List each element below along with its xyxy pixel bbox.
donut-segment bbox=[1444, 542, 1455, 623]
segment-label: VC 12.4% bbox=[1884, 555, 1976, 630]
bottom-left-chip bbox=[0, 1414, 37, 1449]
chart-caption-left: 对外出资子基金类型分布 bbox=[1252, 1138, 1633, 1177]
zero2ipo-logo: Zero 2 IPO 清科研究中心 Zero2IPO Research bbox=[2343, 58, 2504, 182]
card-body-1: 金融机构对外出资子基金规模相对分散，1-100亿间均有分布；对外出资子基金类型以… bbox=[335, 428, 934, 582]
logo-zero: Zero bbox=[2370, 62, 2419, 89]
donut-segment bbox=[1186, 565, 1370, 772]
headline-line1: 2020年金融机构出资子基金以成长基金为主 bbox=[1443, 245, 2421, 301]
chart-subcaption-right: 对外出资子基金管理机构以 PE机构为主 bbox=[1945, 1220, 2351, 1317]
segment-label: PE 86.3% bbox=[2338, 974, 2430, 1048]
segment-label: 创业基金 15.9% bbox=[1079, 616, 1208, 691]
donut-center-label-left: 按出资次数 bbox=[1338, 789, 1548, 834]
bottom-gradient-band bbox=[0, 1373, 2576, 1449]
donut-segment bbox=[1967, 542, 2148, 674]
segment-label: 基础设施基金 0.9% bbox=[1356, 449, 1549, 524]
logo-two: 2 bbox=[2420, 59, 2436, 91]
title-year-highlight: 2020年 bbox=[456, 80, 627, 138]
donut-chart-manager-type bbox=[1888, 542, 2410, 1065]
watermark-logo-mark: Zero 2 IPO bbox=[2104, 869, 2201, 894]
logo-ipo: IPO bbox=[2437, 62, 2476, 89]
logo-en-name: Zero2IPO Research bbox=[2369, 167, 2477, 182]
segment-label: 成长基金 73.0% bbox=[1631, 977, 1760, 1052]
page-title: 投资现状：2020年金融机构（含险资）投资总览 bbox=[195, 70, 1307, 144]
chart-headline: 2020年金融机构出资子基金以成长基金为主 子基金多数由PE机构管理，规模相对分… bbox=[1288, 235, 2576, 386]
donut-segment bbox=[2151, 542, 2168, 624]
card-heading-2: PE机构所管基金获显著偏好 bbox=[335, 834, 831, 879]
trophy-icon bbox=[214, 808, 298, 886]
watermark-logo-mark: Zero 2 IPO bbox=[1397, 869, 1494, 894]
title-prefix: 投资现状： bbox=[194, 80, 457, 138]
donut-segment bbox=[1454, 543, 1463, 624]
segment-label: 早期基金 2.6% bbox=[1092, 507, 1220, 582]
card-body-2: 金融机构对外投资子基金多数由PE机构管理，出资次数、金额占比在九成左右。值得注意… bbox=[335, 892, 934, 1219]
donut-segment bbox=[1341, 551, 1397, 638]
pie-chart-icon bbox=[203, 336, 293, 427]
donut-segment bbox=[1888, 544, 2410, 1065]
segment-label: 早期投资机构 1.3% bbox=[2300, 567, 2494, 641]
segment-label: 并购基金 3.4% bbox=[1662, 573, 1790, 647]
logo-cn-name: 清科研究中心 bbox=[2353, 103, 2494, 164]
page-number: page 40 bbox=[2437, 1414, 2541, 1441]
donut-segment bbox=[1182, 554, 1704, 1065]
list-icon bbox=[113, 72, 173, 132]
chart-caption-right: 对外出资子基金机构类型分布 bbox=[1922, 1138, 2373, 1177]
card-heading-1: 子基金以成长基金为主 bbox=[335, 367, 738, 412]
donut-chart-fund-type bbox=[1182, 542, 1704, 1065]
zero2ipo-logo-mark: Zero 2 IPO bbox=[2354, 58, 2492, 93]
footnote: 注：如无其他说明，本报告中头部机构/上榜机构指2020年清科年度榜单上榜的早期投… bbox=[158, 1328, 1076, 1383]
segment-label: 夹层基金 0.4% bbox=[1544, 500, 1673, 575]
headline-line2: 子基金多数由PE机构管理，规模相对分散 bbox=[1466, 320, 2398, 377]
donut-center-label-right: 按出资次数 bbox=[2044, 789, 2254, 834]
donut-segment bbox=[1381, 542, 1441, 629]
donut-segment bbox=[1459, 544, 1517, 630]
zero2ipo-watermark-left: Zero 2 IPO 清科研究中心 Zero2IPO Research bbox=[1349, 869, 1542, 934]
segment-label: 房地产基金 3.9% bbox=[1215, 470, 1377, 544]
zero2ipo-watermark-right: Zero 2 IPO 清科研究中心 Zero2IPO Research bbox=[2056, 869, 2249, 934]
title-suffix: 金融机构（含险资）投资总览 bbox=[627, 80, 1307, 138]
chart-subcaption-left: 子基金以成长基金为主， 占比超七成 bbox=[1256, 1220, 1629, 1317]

» TASK STATEMENT:
Pick out each line in the data above that contains the word "headline".

» SOLUTION FOR THIS TASK:
headline-line1: 2020年金融机构出资子基金以成长基金为主 bbox=[1443, 245, 2421, 301]
chart-headline: 2020年金融机构出资子基金以成长基金为主 子基金多数由PE机构管理，规模相对分… bbox=[1288, 235, 2576, 386]
headline-line2: 子基金多数由PE机构管理，规模相对分散 bbox=[1466, 320, 2398, 377]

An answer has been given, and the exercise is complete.